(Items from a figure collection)

* start *

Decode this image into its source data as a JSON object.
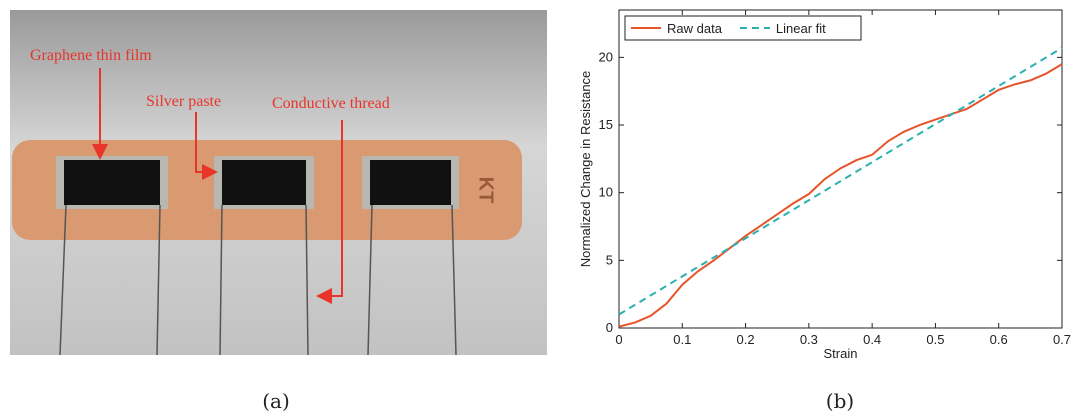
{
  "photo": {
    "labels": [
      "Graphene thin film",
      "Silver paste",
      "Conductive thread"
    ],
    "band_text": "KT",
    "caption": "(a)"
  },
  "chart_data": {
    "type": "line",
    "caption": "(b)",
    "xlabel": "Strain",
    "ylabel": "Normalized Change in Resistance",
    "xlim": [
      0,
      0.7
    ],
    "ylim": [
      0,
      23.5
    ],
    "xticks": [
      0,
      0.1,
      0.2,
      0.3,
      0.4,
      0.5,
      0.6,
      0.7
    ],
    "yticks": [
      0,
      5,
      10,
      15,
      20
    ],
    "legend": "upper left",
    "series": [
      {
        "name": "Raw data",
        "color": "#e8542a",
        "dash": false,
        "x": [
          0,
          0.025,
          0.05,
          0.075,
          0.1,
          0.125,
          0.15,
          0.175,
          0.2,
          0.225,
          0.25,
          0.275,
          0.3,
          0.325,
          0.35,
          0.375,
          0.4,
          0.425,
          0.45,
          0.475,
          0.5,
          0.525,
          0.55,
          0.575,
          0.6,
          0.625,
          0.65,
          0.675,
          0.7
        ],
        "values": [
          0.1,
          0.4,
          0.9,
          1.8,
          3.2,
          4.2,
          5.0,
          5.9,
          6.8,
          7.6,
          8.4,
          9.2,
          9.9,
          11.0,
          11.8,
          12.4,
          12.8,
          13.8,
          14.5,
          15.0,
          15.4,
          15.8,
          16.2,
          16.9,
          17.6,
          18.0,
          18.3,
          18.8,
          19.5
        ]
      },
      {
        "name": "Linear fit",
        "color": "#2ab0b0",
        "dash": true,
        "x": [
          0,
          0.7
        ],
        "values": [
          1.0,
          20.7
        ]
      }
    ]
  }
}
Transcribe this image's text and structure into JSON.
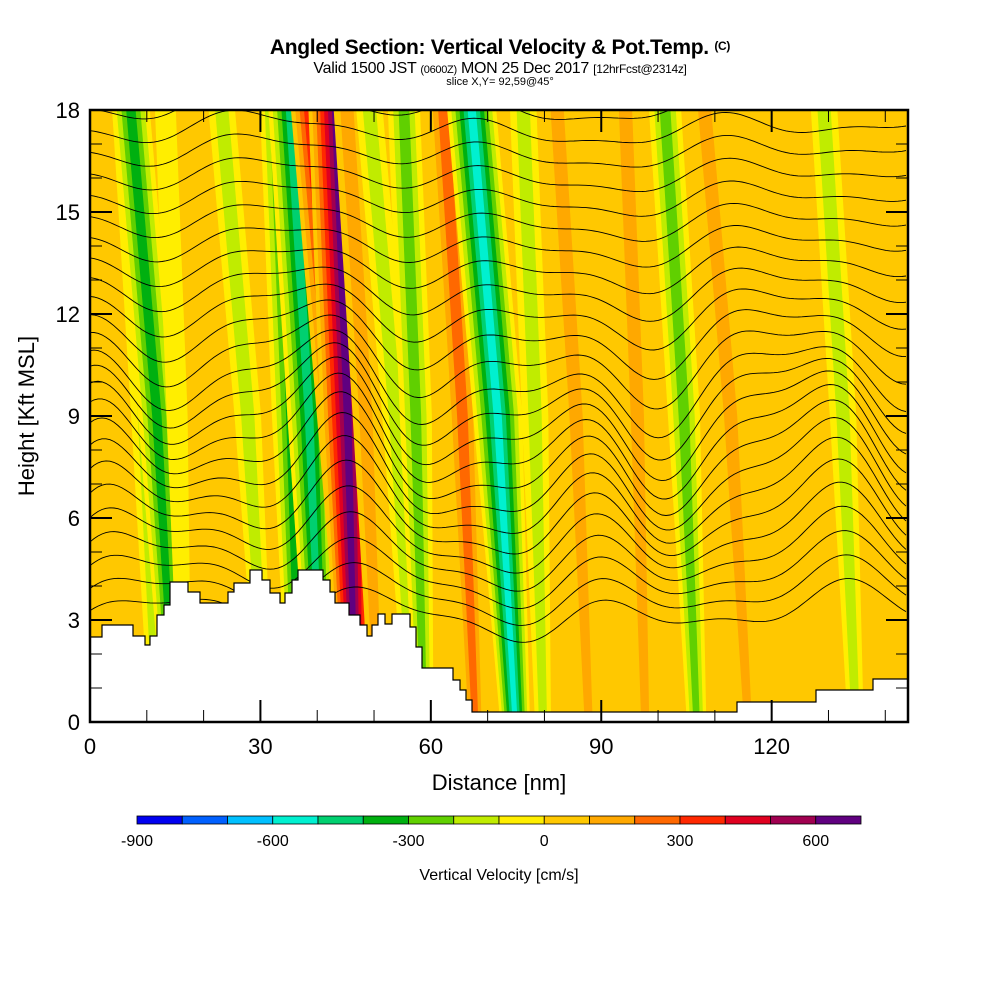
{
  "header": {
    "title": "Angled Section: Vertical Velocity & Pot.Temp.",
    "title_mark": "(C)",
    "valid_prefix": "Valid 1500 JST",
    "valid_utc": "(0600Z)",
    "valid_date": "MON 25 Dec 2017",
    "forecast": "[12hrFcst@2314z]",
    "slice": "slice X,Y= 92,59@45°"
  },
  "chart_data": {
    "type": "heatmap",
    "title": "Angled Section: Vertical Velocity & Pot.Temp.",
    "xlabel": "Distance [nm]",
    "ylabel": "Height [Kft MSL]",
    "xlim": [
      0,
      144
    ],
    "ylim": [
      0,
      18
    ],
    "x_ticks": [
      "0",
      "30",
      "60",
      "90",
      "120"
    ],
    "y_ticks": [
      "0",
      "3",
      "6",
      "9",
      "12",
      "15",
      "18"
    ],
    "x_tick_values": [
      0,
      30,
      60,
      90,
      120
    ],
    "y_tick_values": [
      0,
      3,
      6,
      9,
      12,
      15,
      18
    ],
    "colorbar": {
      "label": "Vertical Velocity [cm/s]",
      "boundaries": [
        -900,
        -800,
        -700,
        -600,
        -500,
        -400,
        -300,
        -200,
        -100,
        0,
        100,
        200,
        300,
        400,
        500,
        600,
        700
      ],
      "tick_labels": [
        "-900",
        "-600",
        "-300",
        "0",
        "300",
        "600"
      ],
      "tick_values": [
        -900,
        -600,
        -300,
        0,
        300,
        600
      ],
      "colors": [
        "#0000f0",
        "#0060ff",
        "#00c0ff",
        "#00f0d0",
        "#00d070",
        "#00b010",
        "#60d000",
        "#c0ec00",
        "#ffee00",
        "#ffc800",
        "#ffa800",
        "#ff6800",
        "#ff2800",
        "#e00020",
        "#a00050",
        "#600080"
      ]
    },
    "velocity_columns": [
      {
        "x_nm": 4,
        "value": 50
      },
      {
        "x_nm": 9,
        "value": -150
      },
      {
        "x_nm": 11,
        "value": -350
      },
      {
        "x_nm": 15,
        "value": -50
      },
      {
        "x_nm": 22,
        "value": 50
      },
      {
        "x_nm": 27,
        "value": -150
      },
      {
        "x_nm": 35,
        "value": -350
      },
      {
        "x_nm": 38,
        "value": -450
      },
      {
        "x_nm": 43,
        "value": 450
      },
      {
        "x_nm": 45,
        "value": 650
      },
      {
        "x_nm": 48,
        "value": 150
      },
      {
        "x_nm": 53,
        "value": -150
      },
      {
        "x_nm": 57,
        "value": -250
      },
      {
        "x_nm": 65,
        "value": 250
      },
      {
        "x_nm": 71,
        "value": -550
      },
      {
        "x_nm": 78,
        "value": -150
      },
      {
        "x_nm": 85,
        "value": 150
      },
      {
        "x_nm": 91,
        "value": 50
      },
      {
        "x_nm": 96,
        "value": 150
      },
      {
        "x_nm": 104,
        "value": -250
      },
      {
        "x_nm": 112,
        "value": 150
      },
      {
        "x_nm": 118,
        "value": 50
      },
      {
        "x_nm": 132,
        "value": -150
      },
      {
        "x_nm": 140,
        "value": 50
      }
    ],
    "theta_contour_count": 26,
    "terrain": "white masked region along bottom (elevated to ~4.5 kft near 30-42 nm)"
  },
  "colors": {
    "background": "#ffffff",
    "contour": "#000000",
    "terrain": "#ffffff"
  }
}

* end *

**EXERCISE AIM**
Repeat the listing verbatim. Skip the pictures.

**ANSWER FOR THIS EXERCISE**
Decode this image into its source data as a JSON object.
{
  "photo": {
    "labels": [
      "Graphene thin film",
      "Silver paste",
      "Conductive thread"
    ],
    "band_text": "KT",
    "caption": "(a)"
  },
  "chart_data": {
    "type": "line",
    "caption": "(b)",
    "xlabel": "Strain",
    "ylabel": "Normalized Change in Resistance",
    "xlim": [
      0,
      0.7
    ],
    "ylim": [
      0,
      23.5
    ],
    "xticks": [
      0,
      0.1,
      0.2,
      0.3,
      0.4,
      0.5,
      0.6,
      0.7
    ],
    "yticks": [
      0,
      5,
      10,
      15,
      20
    ],
    "legend": "upper left",
    "series": [
      {
        "name": "Raw data",
        "color": "#e8542a",
        "dash": false,
        "x": [
          0,
          0.025,
          0.05,
          0.075,
          0.1,
          0.125,
          0.15,
          0.175,
          0.2,
          0.225,
          0.25,
          0.275,
          0.3,
          0.325,
          0.35,
          0.375,
          0.4,
          0.425,
          0.45,
          0.475,
          0.5,
          0.525,
          0.55,
          0.575,
          0.6,
          0.625,
          0.65,
          0.675,
          0.7
        ],
        "values": [
          0.1,
          0.4,
          0.9,
          1.8,
          3.2,
          4.2,
          5.0,
          5.9,
          6.8,
          7.6,
          8.4,
          9.2,
          9.9,
          11.0,
          11.8,
          12.4,
          12.8,
          13.8,
          14.5,
          15.0,
          15.4,
          15.8,
          16.2,
          16.9,
          17.6,
          18.0,
          18.3,
          18.8,
          19.5
        ]
      },
      {
        "name": "Linear fit",
        "color": "#2ab0b0",
        "dash": true,
        "x": [
          0,
          0.7
        ],
        "values": [
          1.0,
          20.7
        ]
      }
    ]
  }
}
Transcribe this image's text and structure into JSON.
{
  "header": {
    "title": "Angled Section: Vertical Velocity & Pot.Temp.",
    "title_mark": "(C)",
    "valid_prefix": "Valid 1500 JST",
    "valid_utc": "(0600Z)",
    "valid_date": "MON 25 Dec 2017",
    "forecast": "[12hrFcst@2314z]",
    "slice": "slice X,Y= 92,59@45°"
  },
  "chart_data": {
    "type": "heatmap",
    "title": "Angled Section: Vertical Velocity & Pot.Temp.",
    "xlabel": "Distance [nm]",
    "ylabel": "Height [Kft MSL]",
    "xlim": [
      0,
      144
    ],
    "ylim": [
      0,
      18
    ],
    "x_ticks": [
      "0",
      "30",
      "60",
      "90",
      "120"
    ],
    "y_ticks": [
      "0",
      "3",
      "6",
      "9",
      "12",
      "15",
      "18"
    ],
    "x_tick_values": [
      0,
      30,
      60,
      90,
      120
    ],
    "y_tick_values": [
      0,
      3,
      6,
      9,
      12,
      15,
      18
    ],
    "colorbar": {
      "label": "Vertical Velocity [cm/s]",
      "boundaries": [
        -900,
        -800,
        -700,
        -600,
        -500,
        -400,
        -300,
        -200,
        -100,
        0,
        100,
        200,
        300,
        400,
        500,
        600,
        700
      ],
      "tick_labels": [
        "-900",
        "-600",
        "-300",
        "0",
        "300",
        "600"
      ],
      "tick_values": [
        -900,
        -600,
        -300,
        0,
        300,
        600
      ],
      "colors": [
        "#0000f0",
        "#0060ff",
        "#00c0ff",
        "#00f0d0",
        "#00d070",
        "#00b010",
        "#60d000",
        "#c0ec00",
        "#ffee00",
        "#ffc800",
        "#ffa800",
        "#ff6800",
        "#ff2800",
        "#e00020",
        "#a00050",
        "#600080"
      ]
    },
    "velocity_columns": [
      {
        "x_nm": 4,
        "value": 50
      },
      {
        "x_nm": 9,
        "value": -150
      },
      {
        "x_nm": 11,
        "value": -350
      },
      {
        "x_nm": 15,
        "value": -50
      },
      {
        "x_nm": 22,
        "value": 50
      },
      {
        "x_nm": 27,
        "value": -150
      },
      {
        "x_nm": 35,
        "value": -350
      },
      {
        "x_nm": 38,
        "value": -450
      },
      {
        "x_nm": 43,
        "value": 450
      },
      {
        "x_nm": 45,
        "value": 650
      },
      {
        "x_nm": 48,
        "value": 150
      },
      {
        "x_nm": 53,
        "value": -150
      },
      {
        "x_nm": 57,
        "value": -250
      },
      {
        "x_nm": 65,
        "value": 250
      },
      {
        "x_nm": 71,
        "value": -550
      },
      {
        "x_nm": 78,
        "value": -150
      },
      {
        "x_nm": 85,
        "value": 150
      },
      {
        "x_nm": 91,
        "value": 50
      },
      {
        "x_nm": 96,
        "value": 150
      },
      {
        "x_nm": 104,
        "value": -250
      },
      {
        "x_nm": 112,
        "value": 150
      },
      {
        "x_nm": 118,
        "value": 50
      },
      {
        "x_nm": 132,
        "value": -150
      },
      {
        "x_nm": 140,
        "value": 50
      }
    ],
    "theta_contour_count": 26,
    "terrain": "white masked region along bottom (elevated to ~4.5 kft near 30-42 nm)"
  },
  "colors": {
    "background": "#ffffff",
    "contour": "#000000",
    "terrain": "#ffffff"
  }
}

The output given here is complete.